Set problem: Scan the entries below. List each line with "الوحدة".

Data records
Begin

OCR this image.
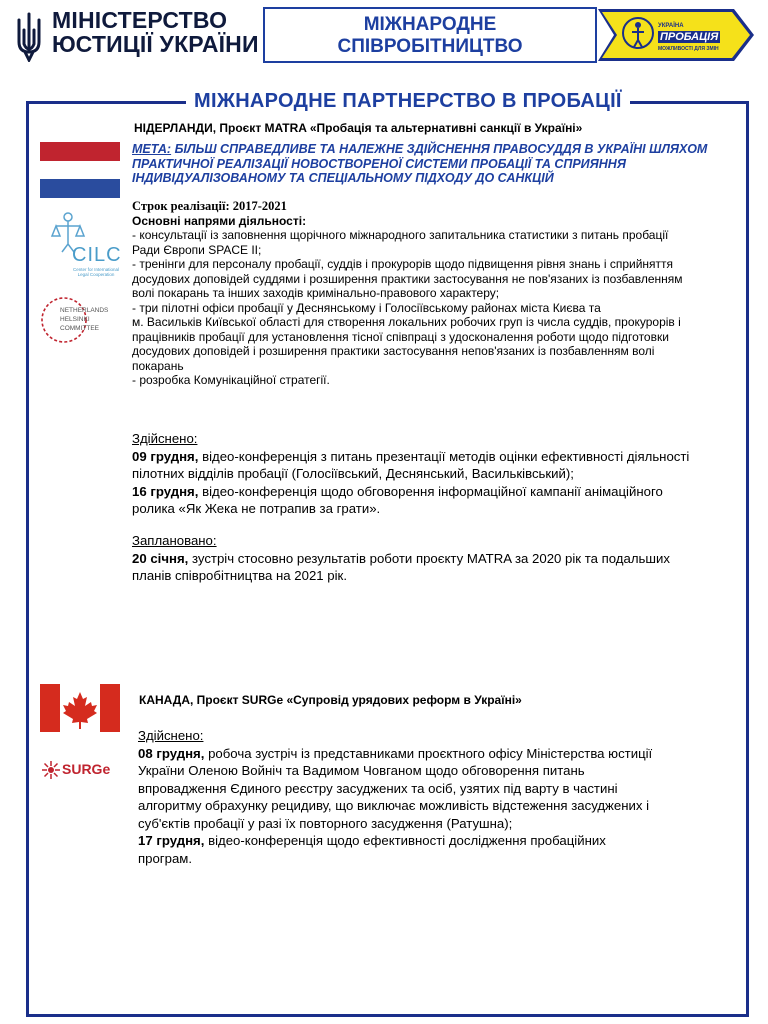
МІНІСТЕРСТВО
ЮСТИЦІЇ УКРАЇНИ
МІЖНАРОДНЕ
СПІВРОБІТНИЦТВО
УКРАЇНА
ПРОБАЦІЯ
МОЖЛИВОСТІ ДЛЯ ЗМІН
МІЖНАРОДНЕ ПАРТНЕРСТВО В ПРОБАЦІЇ
НІДЕРЛАНДИ, Проєкт MATRA «Пробація та альтернативні санкції в Україні»
МЕТА: БІЛЬШ СПРАВЕДЛИВЕ ТА НАЛЕЖНЕ ЗДІЙСНЕННЯ ПРАВОСУДДЯ В УКРАЇНІ ШЛЯХОМ
ПРАКТИЧНОЇ РЕАЛІЗАЦІЇ НОВОСТВОРЕНОЇ СИСТЕМИ ПРОБАЦІЇ ТА СПРИЯННЯ
ІНДИВІДУАЛІЗОВАНОМУ ТА СПЕЦІАЛЬНОМУ ПІДХОДУ ДО САНКЦІЙ
CILC
Center for International Legal Cooperation
NETHERLANDS
HELSINKI
COMMITTEE
Строк реалізації: 2017-2021
Основні напрями діяльності:
- консультації із заповнення щорічного міжнародного запитальника статистики з питань пробації
Ради Європи SPACE ІІ;
- тренінги для персоналу пробації, суддів і прокурорів щодо підвищення рівня знань і сприйняття
досудових доповідей суддями і розширення практики застосування не пов'язаних із позбавленням
волі покарань та інших заходів кримінально-правового характеру;
- три пілотні офіси пробації у Деснянському і Голосіївському районах міста Києва та
м. Васильків Київської області для створення локальних робочих груп із числа суддів, прокурорів і
працівників пробації для установлення тісної співпраці з удосконалення роботи щодо підготовки
досудових доповідей і розширення практики застосування непов'язаних із позбавленням волі
покарань
- розробка Комунікаційної стратегії.
Здійснено:
09 грудня, відео-конференція з питань презентації методів оцінки ефективності діяльності
пілотних відділів пробації (Голосіївський, Деснянський, Васильківський);
16 грудня, відео-конференція щодо обговорення інформаційної кампанії анімаційного
ролика «Як Жека не потрапив за грати».
Заплановано:
20 січня, зустріч стосовно результатів роботи проєкту MATRA за 2020 рік та подальших
планів співробітництва на 2021 рік.
КАНАДА, Проєкт SURGe «Супровід урядових реформ в Україні»
SURGe
Здійснено:
08 грудня, робоча зустріч із представниками проєктного офісу Міністерства юстиції
України Оленою Войніч та Вадимом Човганом щодо обговорення питань
впровадження Єдиного реєстру засуджених та осіб, узятих під варту в частині
алгоритму обрахунку рецидиву, що виключає можливість відстеження засуджених і
суб'єктів пробації у разі їх повторного засудження (Ратушна);
17 грудня, відео-конференція щодо ефективності дослідження пробаційних
програм.
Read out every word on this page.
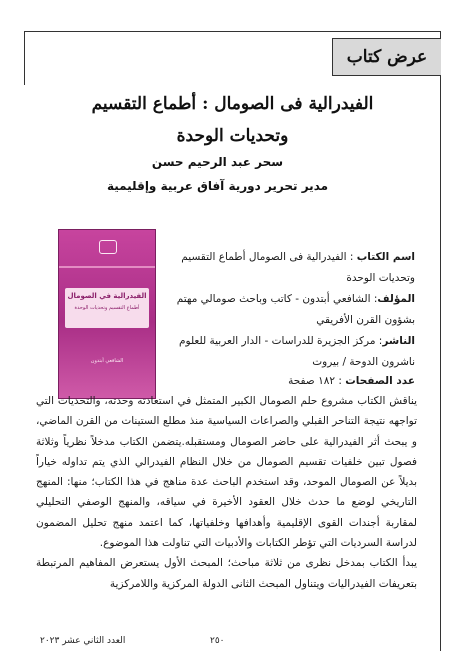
عرض كتاب
الفيدرالية فى الصومال : أطماع التقسيم
وتحديات الوحدة
سحر عبد الرحيم حسن
مدير تحرير دورية آفاق عربية وإقليمية
الفيدرالية في الصومال
أطماع التقسيم وتحديات الوحدة
الشافعي أبتدون

اسم الكتاب : الفيدرالية فى الصومال أطماع التقسيم وتحديات الوحدة

المؤلف: الشافعي أبتدون - كاتب وباحث صومالي مهتم بشؤون القرن الأفريقي

الناشر: مركز الجزيرة للدراسات - الدار العربية للعلوم ناشرون الدوحة / بيروت

عدد الصفحات : ١٨٢ صفحة

يناقش الكتاب مشروع حلم الصومال الكبير المتمثل في استعادته وحدته، والتحديات التي تواجهه نتيجة التناحر القبلي والصراعات السياسية منذ مطلع الستينات من القرن الماضي، و يبحث أثر الفيدرالية على حاضر الصومال ومستقبله.يتضمن الكتاب مدخلاً نظرياً وثلاثة فصول تبين خلفيات تقسيم الصومال من خلال النظام الفيدرالي الذي يتم تداوله خياراً بديلاً عن الصومال الموحد، وقد استخدم الباحث عدة مناهج في هذا الكتاب؛ منها: المنهج التاريخي لوضع ما حدث خلال العقود الأخيرة في سياقه، والمنهج الوصفي التحليلي لمقاربة أجندات القوى الإقليمية وأهدافها وخلفياتها، كما اعتمد منهج تحليل المضمون لدراسة السرديات التي تؤطر الكتابات والأدبيات التي تناولت هذا الموضوع.

يبدأ الكتاب بمدخل نظرى من ثلاثة مباحث؛ المبحث الأول يستعرض المفاهيم المرتبطة بتعريفات الفيدراليات ويتناول المبحث الثانى الدولة المركزية واللامركزية

العدد الثاني عشر ٢٠٢٣	٢٥٠
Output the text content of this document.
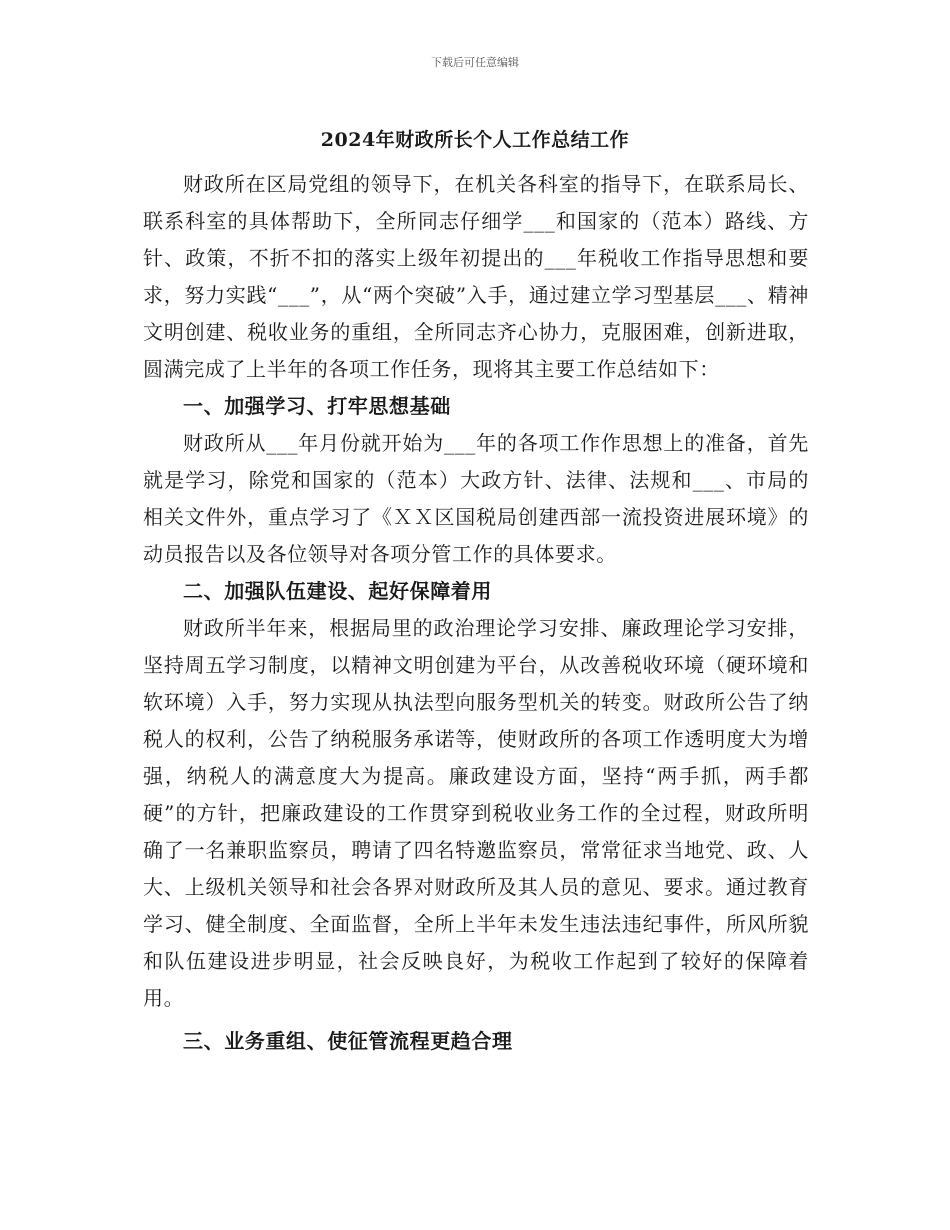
下载后可任意编辑
2024年财政所长个人工作总结工作

财政所在区局党组的领导下，在机关各科室的指导下，在联系局长、联系科室的具体帮助下，全所同志仔细学___和国家的（范本）路线、方针、政策，不折不扣的落实上级年初提出的___年税收工作指导思想和要求，努力实践“___”，从“两个突破”入手，通过建立学习型基层___、精神文明创建、税收业务的重组，全所同志齐心协力，克服困难，创新进取，圆满完成了上半年的各项工作任务，现将其主要工作总结如下：

一、加强学习、打牢思想基础

财政所从___年月份就开始为___年的各项工作作思想上的准备，首先就是学习，除党和国家的（范本）大政方针、法律、法规和___、市局的相关文件外，重点学习了《ＸＸ区国税局创建西部一流投资进展环境》的动员报告以及各位领导对各项分管工作的具体要求。

二、加强队伍建设、起好保障着用

财政所半年来，根据局里的政治理论学习安排、廉政理论学习安排，坚持周五学习制度，以精神文明创建为平台，从改善税收环境（硬环境和软环境）入手，努力实现从执法型向服务型机关的转变。财政所公告了纳税人的权利，公告了纳税服务承诺等，使财政所的各项工作透明度大为增强，纳税人的满意度大为提高。廉政建设方面，坚持“两手抓，两手都硬”的方针，把廉政建设的工作贯穿到税收业务工作的全过程，财政所明确了一名兼职监察员，聘请了四名特邀监察员，常常征求当地党、政、人大、上级机关领导和社会各界对财政所及其人员的意见、要求。通过教育学习、健全制度、全面监督，全所上半年未发生违法违纪事件，所风所貌和队伍建设进步明显，社会反映良好，为税收工作起到了较好的保障着用。

三、业务重组、使征管流程更趋合理
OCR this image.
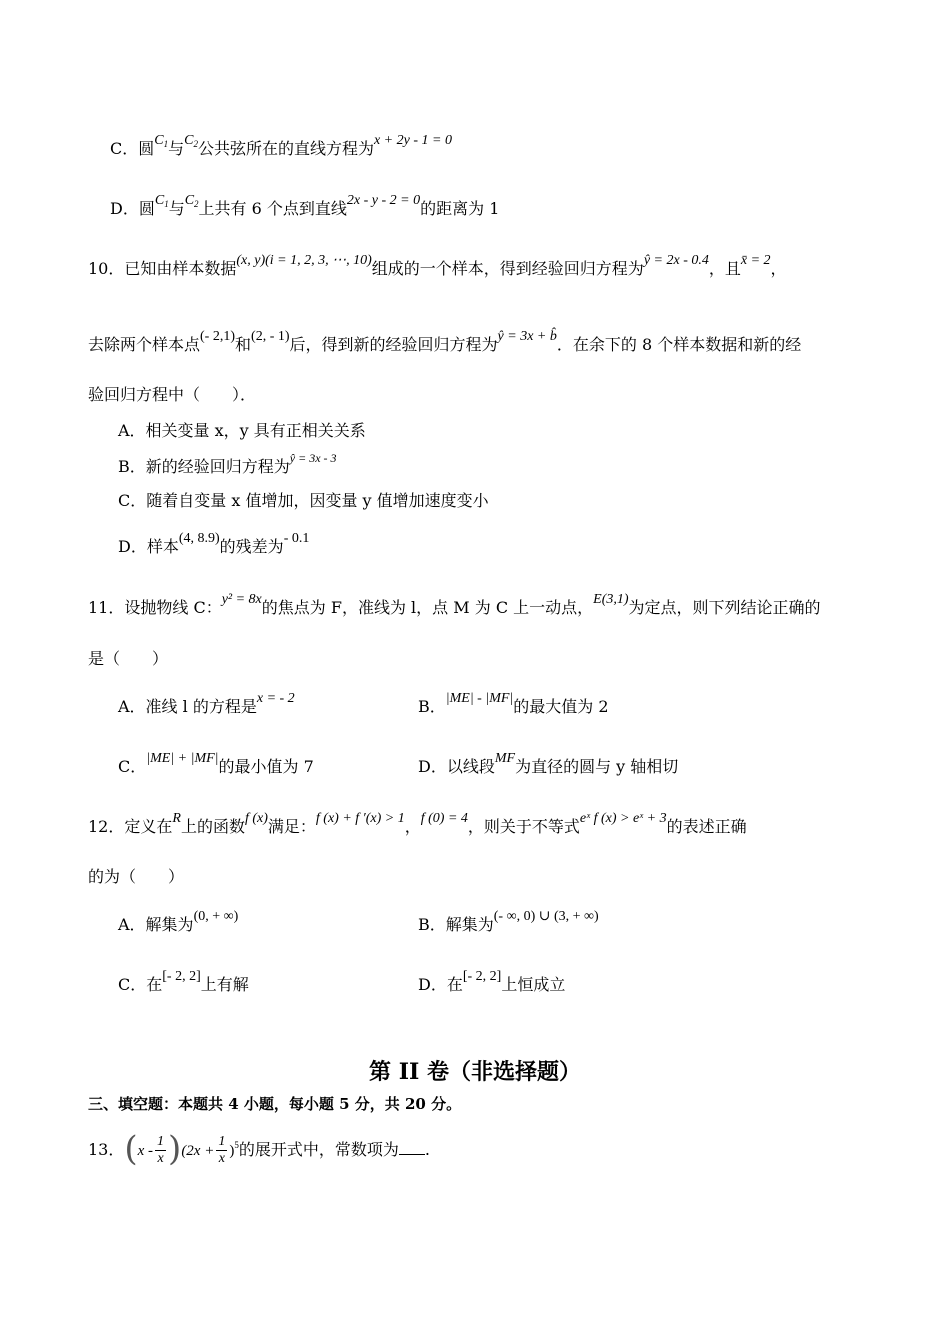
C．圆$C_1$与$C_2$公共弦所在的直线方程为x + 2y - 1 = 0
D．圆$C_1$与$C_2$上共有 6 个点到直线2x - y - 2 = 0的距离为 1
10．已知由样本数据(x, y)(i = 1, 2, 3, ⋯, 10)组成的一个样本，得到经验回归方程为ŷ = 2x - 0.4，且x̄ = 2，
去除两个样本点(- 2,1)和(2, - 1)后，得到新的经验回归方程为ŷ = 3x + b̂．在余下的 8 个样本数据和新的经
验回归方程中（　　）．
A．相关变量 x，y 具有正相关关系
B．新的经验回归方程为$^{ŷ = 3x - 3}$
C．随着自变量 x 值增加，因变量 y 值增加速度变小
D．样本(4, 8.9)的残差为- 0.1
11．设抛物线 C：y² = 8x的焦点为 F，准线为 l，点 M 为 C 上一动点，E(3,1)为定点，则下列结论正确的
是（　　）
A．准线 l 的方程是x = - 2	B．|ME| - |MF|的最大值为 2
C．|ME| + |MF|的最小值为 7	D．以线段MF为直径的圆与 y 轴相切
12．定义在R上的函数f (x)满足：f (x) + f ′(x) > 1，f (0) = 4，则关于不等式eˣ f (x) > eˣ + 3的表述正确
的为（　　）
A．解集为(0, + ∞)	B．解集为(- ∞, 0) ∪ (3, + ∞)
C．在[- 2, 2]上有解	D．在[- 2, 2]上恒成立
第 II 卷（非选择题）
三、填空题：本题共 4 小题，每小题 5 分，共 20 分。
13．$(x - \frac{1}{x} )(2x + \frac{1}{x} )^5$的展开式中，常数项为 .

End

Written solution:
وتحديات الوحدة
أطماع التقسيم وتحديات الوحدة
اسم الكتاب : الفيدرالية فى الصومال أطماع التقسيم وتحديات الوحدة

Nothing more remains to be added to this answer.